DIRECTIONS:
Quote the records that follow in full and exactly; leave out the pictures.

STORED RECORDS:
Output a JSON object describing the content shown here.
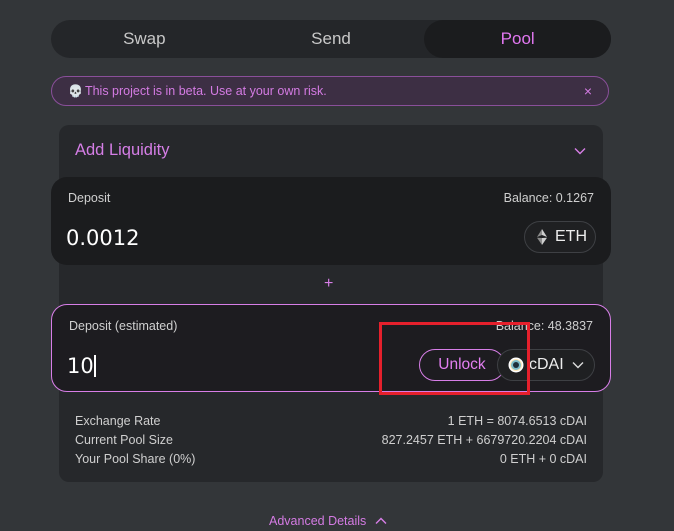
{
  "tabs": [
    {
      "label": "Swap",
      "active": false
    },
    {
      "label": "Send",
      "active": false
    },
    {
      "label": "Pool",
      "active": true
    }
  ],
  "beta_banner": {
    "text": "This project is in beta. Use at your own risk.",
    "close": "×"
  },
  "panel": {
    "title": "Add Liquidity"
  },
  "deposit": {
    "label": "Deposit",
    "balance": "Balance: 0.1267",
    "value": "0.0012",
    "token": "ETH"
  },
  "plus": "+",
  "deposit_estimated": {
    "label": "Deposit (estimated)",
    "balance": "Balance: 48.3837",
    "value": "10",
    "unlock": "Unlock",
    "token": "cDAI"
  },
  "info": {
    "exchange_rate_label": "Exchange Rate",
    "exchange_rate_value": "1 ETH = 8074.6513 cDAI",
    "pool_size_label": "Current Pool Size",
    "pool_size_value": "827.2457 ETH + 6679720.2204 cDAI",
    "pool_share_label": "Your Pool Share (0%)",
    "pool_share_value": "0 ETH + 0 cDAI"
  },
  "advanced": "Advanced Details",
  "colors": {
    "accent": "#d77ee7",
    "highlight": "#e5202c"
  }
}
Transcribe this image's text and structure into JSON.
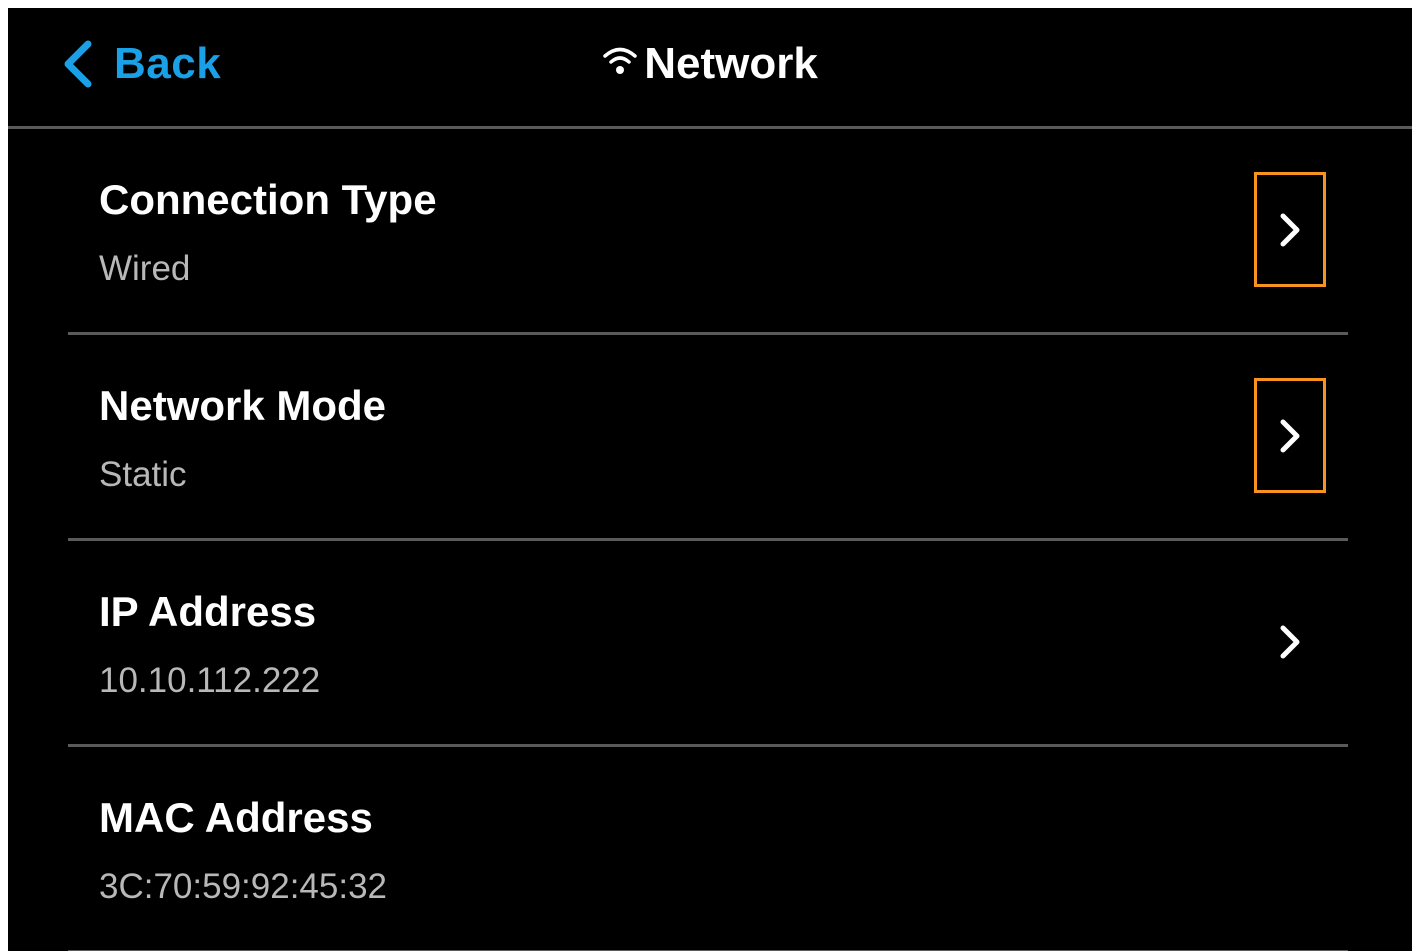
{
  "header": {
    "back_label": "Back",
    "title": "Network",
    "back_icon": "chevron-left-icon",
    "title_icon": "wifi-icon"
  },
  "colors": {
    "background": "#000000",
    "accent": "#1aa0e6",
    "highlight": "#f7931e",
    "divider": "#5a5a5a",
    "value_text": "#b8b8b8"
  },
  "settings": [
    {
      "title": "Connection Type",
      "value": "Wired",
      "has_arrow": true,
      "highlighted": true
    },
    {
      "title": "Network Mode",
      "value": "Static",
      "has_arrow": true,
      "highlighted": true
    },
    {
      "title": "IP Address",
      "value": "10.10.112.222",
      "has_arrow": true,
      "highlighted": false
    },
    {
      "title": "MAC Address",
      "value": "3C:70:59:92:45:32",
      "has_arrow": false,
      "highlighted": false
    }
  ]
}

EXPECTED OUTPUT:
Output a JSON object describing the content shown here.
{
  "tabs": [
    {
      "label": "Swap",
      "active": false
    },
    {
      "label": "Send",
      "active": false
    },
    {
      "label": "Pool",
      "active": true
    }
  ],
  "beta_banner": {
    "text": "This project is in beta. Use at your own risk.",
    "close": "×"
  },
  "panel": {
    "title": "Add Liquidity"
  },
  "deposit": {
    "label": "Deposit",
    "balance": "Balance: 0.1267",
    "value": "0.0012",
    "token": "ETH"
  },
  "plus": "+",
  "deposit_estimated": {
    "label": "Deposit (estimated)",
    "balance": "Balance: 48.3837",
    "value": "10",
    "unlock": "Unlock",
    "token": "cDAI"
  },
  "info": {
    "exchange_rate_label": "Exchange Rate",
    "exchange_rate_value": "1 ETH = 8074.6513 cDAI",
    "pool_size_label": "Current Pool Size",
    "pool_size_value": "827.2457 ETH + 6679720.2204 cDAI",
    "pool_share_label": "Your Pool Share (0%)",
    "pool_share_value": "0 ETH + 0 cDAI"
  },
  "advanced": "Advanced Details",
  "colors": {
    "accent": "#d77ee7",
    "highlight": "#e5202c"
  }
}
Transcribe this image's text and structure into JSON.
{
  "header": {
    "back_label": "Back",
    "title": "Network",
    "back_icon": "chevron-left-icon",
    "title_icon": "wifi-icon"
  },
  "colors": {
    "background": "#000000",
    "accent": "#1aa0e6",
    "highlight": "#f7931e",
    "divider": "#5a5a5a",
    "value_text": "#b8b8b8"
  },
  "settings": [
    {
      "title": "Connection Type",
      "value": "Wired",
      "has_arrow": true,
      "highlighted": true
    },
    {
      "title": "Network Mode",
      "value": "Static",
      "has_arrow": true,
      "highlighted": true
    },
    {
      "title": "IP Address",
      "value": "10.10.112.222",
      "has_arrow": true,
      "highlighted": false
    },
    {
      "title": "MAC Address",
      "value": "3C:70:59:92:45:32",
      "has_arrow": false,
      "highlighted": false
    }
  ]
}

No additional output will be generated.